Some records:
..........

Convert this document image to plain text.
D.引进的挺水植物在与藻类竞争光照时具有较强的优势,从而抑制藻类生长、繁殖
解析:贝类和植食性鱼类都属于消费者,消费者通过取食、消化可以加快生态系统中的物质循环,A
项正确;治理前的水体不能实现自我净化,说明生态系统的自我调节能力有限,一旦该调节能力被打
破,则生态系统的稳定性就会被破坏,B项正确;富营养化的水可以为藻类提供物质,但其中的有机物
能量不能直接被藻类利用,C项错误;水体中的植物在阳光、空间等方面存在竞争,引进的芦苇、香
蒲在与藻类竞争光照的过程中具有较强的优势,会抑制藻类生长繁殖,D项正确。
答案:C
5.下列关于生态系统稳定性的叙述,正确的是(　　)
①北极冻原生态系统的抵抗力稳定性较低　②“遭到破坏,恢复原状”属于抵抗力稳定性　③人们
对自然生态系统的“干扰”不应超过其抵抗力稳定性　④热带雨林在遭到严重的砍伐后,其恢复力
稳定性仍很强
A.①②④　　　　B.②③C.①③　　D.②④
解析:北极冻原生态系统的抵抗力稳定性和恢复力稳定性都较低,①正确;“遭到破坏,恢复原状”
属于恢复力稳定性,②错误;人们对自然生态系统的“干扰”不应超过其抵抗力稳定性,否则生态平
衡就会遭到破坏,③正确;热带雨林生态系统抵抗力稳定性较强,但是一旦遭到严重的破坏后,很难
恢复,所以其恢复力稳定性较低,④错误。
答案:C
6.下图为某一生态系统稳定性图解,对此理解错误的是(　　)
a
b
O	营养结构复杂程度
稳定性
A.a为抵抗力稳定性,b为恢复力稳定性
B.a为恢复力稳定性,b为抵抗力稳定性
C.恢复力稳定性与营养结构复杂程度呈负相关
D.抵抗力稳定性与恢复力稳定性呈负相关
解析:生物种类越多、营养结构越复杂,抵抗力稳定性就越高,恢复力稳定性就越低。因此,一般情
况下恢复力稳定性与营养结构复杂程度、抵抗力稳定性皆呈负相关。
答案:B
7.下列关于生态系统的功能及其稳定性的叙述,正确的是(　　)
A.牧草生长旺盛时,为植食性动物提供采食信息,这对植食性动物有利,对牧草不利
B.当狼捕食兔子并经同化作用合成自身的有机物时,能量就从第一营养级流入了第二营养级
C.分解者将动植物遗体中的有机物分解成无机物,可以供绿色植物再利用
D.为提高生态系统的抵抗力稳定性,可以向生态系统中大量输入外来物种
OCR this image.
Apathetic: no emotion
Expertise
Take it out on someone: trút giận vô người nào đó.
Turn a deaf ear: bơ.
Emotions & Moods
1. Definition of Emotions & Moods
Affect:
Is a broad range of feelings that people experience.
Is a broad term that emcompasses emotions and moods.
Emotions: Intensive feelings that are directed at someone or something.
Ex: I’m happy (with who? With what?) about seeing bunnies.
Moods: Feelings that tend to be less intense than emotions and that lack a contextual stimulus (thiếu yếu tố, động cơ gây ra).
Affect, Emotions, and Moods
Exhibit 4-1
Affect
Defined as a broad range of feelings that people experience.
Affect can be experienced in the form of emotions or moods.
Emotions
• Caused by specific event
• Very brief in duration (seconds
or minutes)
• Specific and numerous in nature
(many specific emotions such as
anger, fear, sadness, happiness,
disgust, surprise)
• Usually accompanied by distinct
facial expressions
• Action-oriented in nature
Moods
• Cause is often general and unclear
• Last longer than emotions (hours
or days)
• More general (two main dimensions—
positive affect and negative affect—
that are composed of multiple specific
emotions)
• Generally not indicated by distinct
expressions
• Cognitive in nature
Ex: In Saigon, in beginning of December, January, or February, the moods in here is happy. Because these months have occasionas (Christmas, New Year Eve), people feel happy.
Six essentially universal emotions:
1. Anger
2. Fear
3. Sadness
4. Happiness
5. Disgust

..........

Return each line with "broad".

* **Task answer**
Is a broad range of feelings that people experience.
Is a broad term that emcompasses emotions and moods.
Defined as a broad range of feelings that people experience.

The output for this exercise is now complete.